──────── DATA FOR THIS EXERCISE ────────
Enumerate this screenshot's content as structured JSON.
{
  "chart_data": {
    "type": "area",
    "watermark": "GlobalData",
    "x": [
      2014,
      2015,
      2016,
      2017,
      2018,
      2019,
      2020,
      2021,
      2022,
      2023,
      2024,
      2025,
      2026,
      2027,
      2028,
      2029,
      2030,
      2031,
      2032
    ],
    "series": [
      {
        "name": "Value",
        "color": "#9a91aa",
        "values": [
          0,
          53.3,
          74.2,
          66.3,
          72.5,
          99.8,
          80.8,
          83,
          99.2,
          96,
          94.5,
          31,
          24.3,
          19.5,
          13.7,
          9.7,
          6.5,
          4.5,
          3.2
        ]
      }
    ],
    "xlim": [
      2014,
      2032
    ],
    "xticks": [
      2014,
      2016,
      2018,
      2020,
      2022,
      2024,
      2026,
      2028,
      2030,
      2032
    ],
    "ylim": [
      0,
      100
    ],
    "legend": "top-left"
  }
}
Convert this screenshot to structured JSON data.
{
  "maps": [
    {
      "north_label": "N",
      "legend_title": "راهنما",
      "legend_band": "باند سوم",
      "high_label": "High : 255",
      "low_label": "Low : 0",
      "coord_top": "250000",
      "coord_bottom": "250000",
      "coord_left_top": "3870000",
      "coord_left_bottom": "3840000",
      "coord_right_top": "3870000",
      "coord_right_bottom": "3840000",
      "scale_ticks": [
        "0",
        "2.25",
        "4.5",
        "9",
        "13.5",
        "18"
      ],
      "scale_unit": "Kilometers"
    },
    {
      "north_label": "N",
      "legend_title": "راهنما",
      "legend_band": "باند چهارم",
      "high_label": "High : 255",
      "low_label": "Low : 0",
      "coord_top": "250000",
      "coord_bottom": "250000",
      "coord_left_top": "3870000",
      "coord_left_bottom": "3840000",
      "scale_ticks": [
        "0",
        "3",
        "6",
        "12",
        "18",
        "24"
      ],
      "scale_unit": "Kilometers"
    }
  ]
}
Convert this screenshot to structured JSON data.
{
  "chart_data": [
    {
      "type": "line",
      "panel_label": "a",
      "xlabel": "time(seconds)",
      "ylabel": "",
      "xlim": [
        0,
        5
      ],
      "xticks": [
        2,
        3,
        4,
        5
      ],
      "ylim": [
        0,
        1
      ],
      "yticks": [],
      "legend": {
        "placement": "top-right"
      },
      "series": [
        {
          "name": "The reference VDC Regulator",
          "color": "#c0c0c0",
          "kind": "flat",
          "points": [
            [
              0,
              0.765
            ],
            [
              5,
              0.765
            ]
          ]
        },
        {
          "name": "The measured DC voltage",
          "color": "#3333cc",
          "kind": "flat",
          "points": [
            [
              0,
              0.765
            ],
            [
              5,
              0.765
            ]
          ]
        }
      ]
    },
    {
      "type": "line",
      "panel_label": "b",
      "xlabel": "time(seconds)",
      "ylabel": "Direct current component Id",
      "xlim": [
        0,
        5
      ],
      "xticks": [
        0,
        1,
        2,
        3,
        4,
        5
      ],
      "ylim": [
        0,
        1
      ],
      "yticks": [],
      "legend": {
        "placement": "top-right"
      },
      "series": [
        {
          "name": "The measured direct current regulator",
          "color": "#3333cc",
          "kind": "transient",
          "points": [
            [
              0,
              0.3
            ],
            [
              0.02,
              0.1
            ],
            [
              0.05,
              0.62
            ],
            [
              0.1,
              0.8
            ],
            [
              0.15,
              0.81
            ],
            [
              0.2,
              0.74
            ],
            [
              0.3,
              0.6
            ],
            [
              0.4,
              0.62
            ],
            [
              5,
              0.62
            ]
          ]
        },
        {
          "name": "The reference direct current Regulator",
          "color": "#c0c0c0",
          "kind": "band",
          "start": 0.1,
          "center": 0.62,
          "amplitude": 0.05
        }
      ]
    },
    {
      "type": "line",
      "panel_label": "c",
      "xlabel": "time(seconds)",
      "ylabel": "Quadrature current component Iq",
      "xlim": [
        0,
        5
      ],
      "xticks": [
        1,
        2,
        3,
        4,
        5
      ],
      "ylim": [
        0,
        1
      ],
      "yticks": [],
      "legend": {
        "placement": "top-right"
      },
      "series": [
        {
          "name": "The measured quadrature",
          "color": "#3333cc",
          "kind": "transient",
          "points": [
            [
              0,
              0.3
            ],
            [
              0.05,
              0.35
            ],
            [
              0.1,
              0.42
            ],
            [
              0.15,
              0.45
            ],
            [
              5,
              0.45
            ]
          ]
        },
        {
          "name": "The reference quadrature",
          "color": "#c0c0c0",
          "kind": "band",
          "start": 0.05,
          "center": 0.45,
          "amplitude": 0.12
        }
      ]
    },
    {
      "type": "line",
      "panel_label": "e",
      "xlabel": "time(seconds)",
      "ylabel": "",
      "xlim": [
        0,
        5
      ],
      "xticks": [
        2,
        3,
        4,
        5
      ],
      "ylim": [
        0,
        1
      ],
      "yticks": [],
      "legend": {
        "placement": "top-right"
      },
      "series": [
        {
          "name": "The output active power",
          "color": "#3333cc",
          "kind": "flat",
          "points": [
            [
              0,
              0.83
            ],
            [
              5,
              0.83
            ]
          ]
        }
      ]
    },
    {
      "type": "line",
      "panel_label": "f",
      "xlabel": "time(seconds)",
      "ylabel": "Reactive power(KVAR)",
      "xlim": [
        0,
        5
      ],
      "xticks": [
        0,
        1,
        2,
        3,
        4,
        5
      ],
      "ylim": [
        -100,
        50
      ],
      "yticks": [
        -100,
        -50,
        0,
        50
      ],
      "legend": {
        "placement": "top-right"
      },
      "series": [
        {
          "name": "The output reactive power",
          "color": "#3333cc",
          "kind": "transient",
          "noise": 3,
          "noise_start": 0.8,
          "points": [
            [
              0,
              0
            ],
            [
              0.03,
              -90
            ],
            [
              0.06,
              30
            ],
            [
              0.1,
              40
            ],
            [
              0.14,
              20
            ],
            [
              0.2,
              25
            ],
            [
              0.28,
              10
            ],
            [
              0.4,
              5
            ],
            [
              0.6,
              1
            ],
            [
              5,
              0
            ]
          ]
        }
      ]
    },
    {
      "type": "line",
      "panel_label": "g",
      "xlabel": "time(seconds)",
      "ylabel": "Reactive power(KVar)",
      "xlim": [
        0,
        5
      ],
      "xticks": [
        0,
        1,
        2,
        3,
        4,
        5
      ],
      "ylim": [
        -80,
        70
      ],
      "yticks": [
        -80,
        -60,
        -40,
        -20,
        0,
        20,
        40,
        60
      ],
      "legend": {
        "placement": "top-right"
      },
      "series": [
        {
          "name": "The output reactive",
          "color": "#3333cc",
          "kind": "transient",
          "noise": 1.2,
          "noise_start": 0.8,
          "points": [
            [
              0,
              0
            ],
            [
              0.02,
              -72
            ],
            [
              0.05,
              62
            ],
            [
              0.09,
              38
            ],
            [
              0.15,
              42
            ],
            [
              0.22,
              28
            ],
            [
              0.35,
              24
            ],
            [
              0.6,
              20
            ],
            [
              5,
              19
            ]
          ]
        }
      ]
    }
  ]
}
────────
> **EXERCISE DIRECTIONS**:
Return every entry verbatim.

> **RESULT OF THE EXERCISE**:
Enumerate this screenshot's content as structured JSON.
{
  "chart_data": {
    "type": "area",
    "watermark": "GlobalData",
    "x": [
      2014,
      2015,
      2016,
      2017,
      2018,
      2019,
      2020,
      2021,
      2022,
      2023,
      2024,
      2025,
      2026,
      2027,
      2028,
      2029,
      2030,
      2031,
      2032
    ],
    "series": [
      {
        "name": "Value",
        "color": "#9a91aa",
        "values": [
          0,
          53.3,
          74.2,
          66.3,
          72.5,
          99.8,
          80.8,
          83,
          99.2,
          96,
          94.5,
          31,
          24.3,
          19.5,
          13.7,
          9.7,
          6.5,
          4.5,
          3.2
        ]
      }
    ],
    "xlim": [
      2014,
      2032
    ],
    "xticks": [
      2014,
      2016,
      2018,
      2020,
      2022,
      2024,
      2026,
      2028,
      2030,
      2032
    ],
    "ylim": [
      0,
      100
    ],
    "legend": "top-left"
  }
}
Convert this screenshot to structured JSON data.
{
  "maps": [
    {
      "north_label": "N",
      "legend_title": "راهنما",
      "legend_band": "باند سوم",
      "high_label": "High : 255",
      "low_label": "Low : 0",
      "coord_top": "250000",
      "coord_bottom": "250000",
      "coord_left_top": "3870000",
      "coord_left_bottom": "3840000",
      "coord_right_top": "3870000",
      "coord_right_bottom": "3840000",
      "scale_ticks": [
        "0",
        "2.25",
        "4.5",
        "9",
        "13.5",
        "18"
      ],
      "scale_unit": "Kilometers"
    },
    {
      "north_label": "N",
      "legend_title": "راهنما",
      "legend_band": "باند چهارم",
      "high_label": "High : 255",
      "low_label": "Low : 0",
      "coord_top": "250000",
      "coord_bottom": "250000",
      "coord_left_top": "3870000",
      "coord_left_bottom": "3840000",
      "scale_ticks": [
        "0",
        "3",
        "6",
        "12",
        "18",
        "24"
      ],
      "scale_unit": "Kilometers"
    }
  ]
}
Convert this screenshot to structured JSON data.
{
  "chart_data": [
    {
      "type": "line",
      "panel_label": "a",
      "xlabel": "time(seconds)",
      "ylabel": "",
      "xlim": [
        0,
        5
      ],
      "xticks": [
        2,
        3,
        4,
        5
      ],
      "ylim": [
        0,
        1
      ],
      "yticks": [],
      "legend": {
        "placement": "top-right"
      },
      "series": [
        {
          "name": "The reference VDC Regulator",
          "color": "#c0c0c0",
          "kind": "flat",
          "points": [
            [
              0,
              0.765
            ],
            [
              5,
              0.765
            ]
          ]
        },
        {
          "name": "The measured DC voltage",
          "color": "#3333cc",
          "kind": "flat",
          "points": [
            [
              0,
              0.765
            ],
            [
              5,
              0.765
            ]
          ]
        }
      ]
    },
    {
      "type": "line",
      "panel_label": "b",
      "xlabel": "time(seconds)",
      "ylabel": "Direct current component Id",
      "xlim": [
        0,
        5
      ],
      "xticks": [
        0,
        1,
        2,
        3,
        4,
        5
      ],
      "ylim": [
        0,
        1
      ],
      "yticks": [],
      "legend": {
        "placement": "top-right"
      },
      "series": [
        {
          "name": "The measured direct current regulator",
          "color": "#3333cc",
          "kind": "transient",
          "points": [
            [
              0,
              0.3
            ],
            [
              0.02,
              0.1
            ],
            [
              0.05,
              0.62
            ],
            [
              0.1,
              0.8
            ],
            [
              0.15,
              0.81
            ],
            [
              0.2,
              0.74
            ],
            [
              0.3,
              0.6
            ],
            [
              0.4,
              0.62
            ],
            [
              5,
              0.62
            ]
          ]
        },
        {
          "name": "The reference direct current Regulator",
          "color": "#c0c0c0",
          "kind": "band",
          "start": 0.1,
          "center": 0.62,
          "amplitude": 0.05
        }
      ]
    },
    {
      "type": "line",
      "panel_label": "c",
      "xlabel": "time(seconds)",
      "ylabel": "Quadrature current component Iq",
      "xlim": [
        0,
        5
      ],
      "xticks": [
        1,
        2,
        3,
        4,
        5
      ],
      "ylim": [
        0,
        1
      ],
      "yticks": [],
      "legend": {
        "placement": "top-right"
      },
      "series": [
        {
          "name": "The measured quadrature",
          "color": "#3333cc",
          "kind": "transient",
          "points": [
            [
              0,
              0.3
            ],
            [
              0.05,
              0.35
            ],
            [
              0.1,
              0.42
            ],
            [
              0.15,
              0.45
            ],
            [
              5,
              0.45
            ]
          ]
        },
        {
          "name": "The reference quadrature",
          "color": "#c0c0c0",
          "kind": "band",
          "start": 0.05,
          "center": 0.45,
          "amplitude": 0.12
        }
      ]
    },
    {
      "type": "line",
      "panel_label": "e",
      "xlabel": "time(seconds)",
      "ylabel": "",
      "xlim": [
        0,
        5
      ],
      "xticks": [
        2,
        3,
        4,
        5
      ],
      "ylim": [
        0,
        1
      ],
      "yticks": [],
      "legend": {
        "placement": "top-right"
      },
      "series": [
        {
          "name": "The output active power",
          "color": "#3333cc",
          "kind": "flat",
          "points": [
            [
              0,
              0.83
            ],
            [
              5,
              0.83
            ]
          ]
        }
      ]
    },
    {
      "type": "line",
      "panel_label": "f",
      "xlabel": "time(seconds)",
      "ylabel": "Reactive power(KVAR)",
      "xlim": [
        0,
        5
      ],
      "xticks": [
        0,
        1,
        2,
        3,
        4,
        5
      ],
      "ylim": [
        -100,
        50
      ],
      "yticks": [
        -100,
        -50,
        0,
        50
      ],
      "legend": {
        "placement": "top-right"
      },
      "series": [
        {
          "name": "The output reactive power",
          "color": "#3333cc",
          "kind": "transient",
          "noise": 3,
          "noise_start": 0.8,
          "points": [
            [
              0,
              0
            ],
            [
              0.03,
              -90
            ],
            [
              0.06,
              30
            ],
            [
              0.1,
              40
            ],
            [
              0.14,
              20
            ],
            [
              0.2,
              25
            ],
            [
              0.28,
              10
            ],
            [
              0.4,
              5
            ],
            [
              0.6,
              1
            ],
            [
              5,
              0
            ]
          ]
        }
      ]
    },
    {
      "type": "line",
      "panel_label": "g",
      "xlabel": "time(seconds)",
      "ylabel": "Reactive power(KVar)",
      "xlim": [
        0,
        5
      ],
      "xticks": [
        0,
        1,
        2,
        3,
        4,
        5
      ],
      "ylim": [
        -80,
        70
      ],
      "yticks": [
        -80,
        -60,
        -40,
        -20,
        0,
        20,
        40,
        60
      ],
      "legend": {
        "placement": "top-right"
      },
      "series": [
        {
          "name": "The output reactive",
          "color": "#3333cc",
          "kind": "transient",
          "noise": 1.2,
          "noise_start": 0.8,
          "points": [
            [
              0,
              0
            ],
            [
              0.02,
              -72
            ],
            [
              0.05,
              62
            ],
            [
              0.09,
              38
            ],
            [
              0.15,
              42
            ],
            [
              0.22,
              28
            ],
            [
              0.35,
              24
            ],
            [
              0.6,
              20
            ],
            [
              5,
              19
            ]
          ]
        }
      ]
    }
  ]
}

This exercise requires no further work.